__SELECTED PASSAGE__:
Anyway, speaking of female characters, suddenly Katniss hears Prim screaming in pain and runs to find the sound.

You know, how many times has she heard Prim screaming like that before? I find screams really aren't that identifiable. It's a good day when you can tell the difference between a human and an animal one, figuring out an exact person seems like a stretch.

Also, really, Prim? It's just reminding me how much the book has failed to actually show any of their relationship. We keep being told Katniss cares so much about her and would do anything for her, but back in District 12 she barely noticed the kid. Certainly her love for her sister wasn't enough to make her want to come back this time.

Date: 2011-05-26 04:30 am (UTC)
From: (Anonymous)
. I see a clock. No, it's a watch, resting in Plutarch Heavensbee's palm. “It starts at midnight,” Plutarch said.
Look down, look up. That watch is now tickets to that thing I love! Look again! The tickets are now diamonds!

...Couldn’t resist.

Old Spice guy must play Cinna in the movie for he is Cinna’s most BESTEST AND WONDERFULLEST qualities incarnate.

Date: 2011-05-26 12:06 pm (UTC)
From: [identity profile] purplekitte.livejournal.com
That would be lovely omg.

Date: 2011-05-26 04:50 am (UTC)
From: [identity profile] ember-reignited.livejournal.com
“She can sense things before anyone else. Like a canary in one of your coal mines.”

Jesus Christ, this is the second time in as many books. Remember Foxface? Smart women = animals.

(Speaking of our beloved redheaded girl, I've finally thought of a proper name for her! Ren, like Renard. It's just on the tolerable side of meaningful names, I think. Certainly better than some of the canonical names...)

Date: 2011-05-26 04:16 pm (UTC)
From: [identity profile] farla.livejournal.com
I don't quite know what issues this series has, but yeah, this is a weird and creepy pattern. Women are animals, lack dialogue, and their apparent intelligence is instinctive rather than reasoned.

Hm. On the one hand, Ren is a pretty name, but I do kind of hate validating Katniss' term.

Date: 2012-04-06 06:06 am (UTC)
From: [identity profile] mikkeneko.livejournal.com
Renee! It's a pretty name and thank you two for giving me a name for the main character of my Red Riding Hood spinoff.

Date: 2011-05-26 05:50 am (UTC)
From: [identity profile] knuddeluff.livejournal.com
Katniss, I know it's difficult but have you tried...not want to kill anybody? ;n;

Katniss has figured out there's a rule you shouldn't kill your allies

Buwah? I thought being in an alliance meant you're in a truce? Like, it would be the basic courtesy not to off each other, not that it would be some steadfast rule?

And now I feel bad that I live near fishponds and the sea for more than twenty years but I know shit about fishing. Granted, I've never been forced to work on any of them, and yeah, if they're victors and they must have specials skills to win. Right?

Date: 2011-05-26 04:21 pm (UTC)
From: [identity profile] farla.livejournal.com
Katniss seems to occasionally just get ideas. Like "if I don't save Peeta everyone at home will hate me forever" and "because Peeta helped me once I'm obligated to die for him". What's creepy about this is her reactions rarely seem to be emotional, she seems to just think it's a rule.

And now I feel bad that I live near fishponds and the sea for more than twenty years but I know shit about fishing.

__THE PROBLEM__: Quote the comment thread word for word, starting with "From: [identity profile] mikkeneko.livejournal.com" and going on through "05:50 am (UTC)". The data that comes next has nothing to do with the comment thread.

__Records taken from a collection__:

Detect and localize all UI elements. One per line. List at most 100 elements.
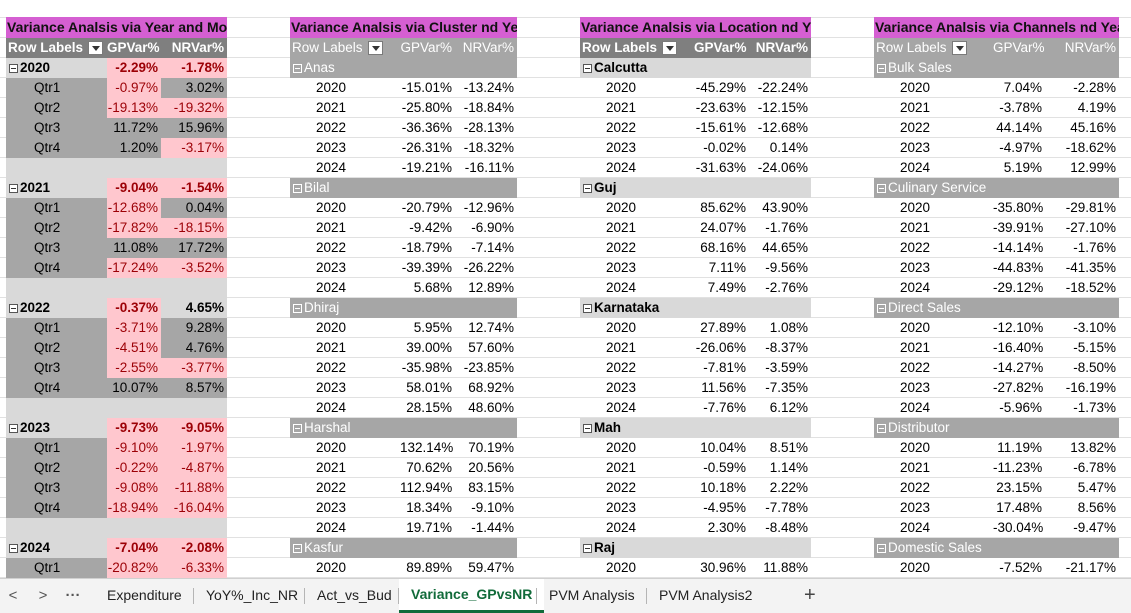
- pivot-data-row[interactable]: Qtr4 1.20% -3.17%: [6, 138, 227, 158]
- pivot-data-row[interactable]: 2021 24.07% -1.76%: [580, 218, 811, 238]
- collapse-icon[interactable]: [9, 63, 18, 73]
- filter-dropdown-icon[interactable]: [951, 41, 967, 55]
- pivot-data-row[interactable]: 2023 18.34% -9.10%: [290, 498, 517, 518]
- pivot-data-row[interactable]: 2020 10.04% 8.51%: [580, 438, 811, 458]
- pivot-group-row[interactable]: 2022 -0.37% 4.65%: [6, 298, 227, 318]
- pivot-data-row[interactable]: 2021 39.00% 57.60%: [290, 338, 517, 358]
- pivot-group-row[interactable]: 2024 -7.04% -2.08%: [6, 538, 227, 558]
- worksheet-grid[interactable]: Variance Analsis via Year and Month Row L…: [0, 0, 1131, 578]
- pivot-data-row[interactable]: Qtr1 -20.82% -6.33%: [6, 558, 227, 578]
- pivot-data-row[interactable]: 2022 10.18% 2.22%: [580, 478, 811, 498]
- pivot-data-row[interactable]: 2022 -35.98% -23.85%: [290, 358, 517, 378]
- pivot-data-row[interactable]: Qtr1 -9.10% -1.97%: [6, 438, 227, 458]
- pivot-data-row[interactable]: 2020 7.04% -2.28%: [874, 78, 1119, 98]
- collapse-icon[interactable]: [877, 423, 886, 433]
- pivot-data-row[interactable]: 2023 -39.39% -26.22%: [290, 258, 517, 278]
- pivot-data-row[interactable]: 2020 -35.80% -29.81%: [874, 198, 1119, 218]
- pivot-data-row[interactable]: 2021 -26.06% -8.37%: [580, 338, 811, 358]
- pivot-data-row[interactable]: 2020 132.14% 70.19%: [290, 438, 517, 458]
- pivot-group-row[interactable]: Kasfur: [290, 538, 517, 558]
- pivot-data-row[interactable]: 2022 -14.14% -1.76%: [874, 238, 1119, 258]
- pivot-data-row[interactable]: 2022 -18.79% -7.14%: [290, 238, 517, 258]
- pivot-data-row[interactable]: Qtr4 -17.24% -3.52%: [6, 258, 227, 278]
- pivot-data-row[interactable]: 2023 -0.02% 0.14%: [580, 138, 811, 158]
- pivot-data-row[interactable]: 2024 -31.63% -24.06%: [580, 158, 811, 178]
- pivot-data-row[interactable]: Qtr1 -12.68% 0.04%: [6, 198, 227, 218]
- pivot-data-row[interactable]: 2021 -3.78% 4.19%: [874, 98, 1119, 118]
- pivot-group-row[interactable]: Direct Sales: [874, 298, 1119, 318]
- collapse-icon[interactable]: [583, 183, 592, 193]
- pivot-data-row[interactable]: 2024 -30.04% -9.47%: [874, 518, 1119, 538]
- row-labels-header[interactable]: Row Labels: [6, 38, 107, 58]
- pivot-group-row[interactable]: Karnataka: [580, 298, 811, 318]
- sheet-tab[interactable]: Expenditure: [107, 587, 182, 603]
- next-sheet-button[interactable]: >: [38, 587, 48, 604]
- pivot-data-row[interactable]: 2023 17.48% 8.56%: [874, 498, 1119, 518]
- more-sheets-button[interactable]: ···: [65, 587, 81, 604]
- pivot-group-row[interactable]: Guj: [580, 178, 811, 198]
- pivot-data-row[interactable]: 2022 112.94% 83.15%: [290, 478, 517, 498]
- collapse-icon[interactable]: [877, 543, 886, 553]
- pivot-data-row[interactable]: Qtr2 -19.13% -19.32%: [6, 98, 227, 118]
- pivot-data-row[interactable]: 2021 -39.91% -27.10%: [874, 218, 1119, 238]
- pivot-data-row[interactable]: Qtr2 -0.22% -4.87%: [6, 458, 227, 478]
- pivot-group-row[interactable]: Dhiraj: [290, 298, 517, 318]
- pivot-data-row[interactable]: Qtr2 -4.51% 4.76%: [6, 338, 227, 358]
- pivot-data-row[interactable]: 2024 19.71% -1.44%: [290, 518, 517, 538]
- pivot-data-row[interactable]: Qtr3 11.08% 17.72%: [6, 238, 227, 258]
- pivot-data-row[interactable]: 2024 -29.12% -18.52%: [874, 278, 1119, 298]
- filter-dropdown-icon[interactable]: [662, 41, 678, 55]
- pivot-data-row[interactable]: Qtr1 -3.71% 9.28%: [6, 318, 227, 338]
- pivot-data-row[interactable]: Qtr2 -17.82% -18.15%: [6, 218, 227, 238]
- pivot-data-row[interactable]: 2021 -9.42% -6.90%: [290, 218, 517, 238]
- pivot-data-row[interactable]: 2021 -23.63% -12.15%: [580, 98, 811, 118]
- pivot-data-row[interactable]: 2024 -7.76% 6.12%: [580, 398, 811, 418]
- pivot-group-row[interactable]: Mah: [580, 418, 811, 438]
- pivot-data-row[interactable]: Qtr1 -0.97% 3.02%: [6, 78, 227, 98]
- pivot-data-row[interactable]: 2023 -4.97% -18.62%: [874, 138, 1119, 158]
- pivot-data-row[interactable]: 2022 -7.81% -3.59%: [580, 358, 811, 378]
- prev-sheet-button[interactable]: <: [8, 587, 18, 604]
- pivot-data-row[interactable]: 2023 -4.95% -7.78%: [580, 498, 811, 518]
- pivot-data-row[interactable]: Qtr4 -18.94% -16.04%: [6, 498, 227, 518]
- pivot-data-row[interactable]: 2023 11.56% -7.35%: [580, 378, 811, 398]
- pivot-data-row[interactable]: 2020 89.89% 59.47%: [290, 558, 517, 578]
- sheet-tab[interactable]: PVM Analysis2: [659, 587, 753, 603]
- pivot-group-row[interactable]: 2023 -9.73% -9.05%: [6, 418, 227, 438]
- pivot-data-row[interactable]: 2020 30.96% 11.88%: [580, 558, 811, 578]
- pivot-data-row[interactable]: Qtr3 -9.08% -11.88%: [6, 478, 227, 498]
- sheet-tab[interactable]: Variance_GPvsNR: [399, 579, 545, 613]
- pivot-data-row[interactable]: 2024 7.49% -2.76%: [580, 278, 811, 298]
- collapse-icon[interactable]: [877, 303, 886, 313]
- pivot-data-row[interactable]: 2022 -14.27% -8.50%: [874, 358, 1119, 378]
- pivot-data-row[interactable]: 2022 -15.61% -12.68%: [580, 118, 811, 138]
- pivot-group-row[interactable]: 2020 -2.29% -1.78%: [6, 58, 227, 78]
- collapse-icon[interactable]: [293, 543, 302, 553]
- pivot-group-row[interactable]: 2021 -9.04% -1.54%: [6, 178, 227, 198]
- pivot-group-row[interactable]: Raj: [580, 538, 811, 558]
- pivot-data-row[interactable]: 2021 -25.80% -18.84%: [290, 98, 517, 118]
- collapse-icon[interactable]: [9, 183, 18, 193]
- pivot-data-row[interactable]: 2023 -26.31% -18.32%: [290, 138, 517, 158]
- collapse-icon[interactable]: [9, 303, 18, 313]
- collapse-icon[interactable]: [583, 423, 592, 433]
- pivot-data-row[interactable]: 2020 -7.52% -21.17%: [874, 558, 1119, 578]
- pivot-group-row[interactable]: Harshal: [290, 418, 517, 438]
- pivot-data-row[interactable]: 2023 -27.82% -16.19%: [874, 378, 1119, 398]
- pivot-data-row[interactable]: 2022 23.15% 5.47%: [874, 478, 1119, 498]
- pivot-data-row[interactable]: 2021 -16.40% -5.15%: [874, 338, 1119, 358]
- pivot-data-row[interactable]: 2024 -5.96% -1.73%: [874, 398, 1119, 418]
- pivot-group-row[interactable]: Bulk Sales: [874, 58, 1119, 78]
- pivot-data-row[interactable]: 2022 44.14% 45.16%: [874, 118, 1119, 138]
- add-sheet-button[interactable]: +: [804, 584, 816, 606]
- pivot-data-row[interactable]: 2020 -20.79% -12.96%: [290, 198, 517, 218]
- pivot-group-row[interactable]: Bilal: [290, 178, 517, 198]
- collapse-icon[interactable]: [293, 63, 302, 73]
- pivot-data-row[interactable]: 2023 -44.83% -41.35%: [874, 258, 1119, 278]
- collapse-icon[interactable]: [9, 543, 18, 553]
- pivot-data-row[interactable]: 2021 70.62% 20.56%: [290, 458, 517, 478]
- filter-dropdown-icon[interactable]: [367, 41, 383, 55]
- row-labels-header[interactable]: Row Labels: [874, 38, 993, 58]
- pivot-data-row[interactable]: 2024 2.30% -8.48%: [580, 518, 811, 538]
- pivot-group-row[interactable]: Culinary Service: [874, 178, 1119, 198]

__RESPONSE__:
From: [identity profile] mikkeneko.livejournal.com
Renee! It's a pretty name and thank you two for giving me a name for the main character of my Red Riding Hood spinoff.

Date: 2011-05-26 05:50 am (UTC)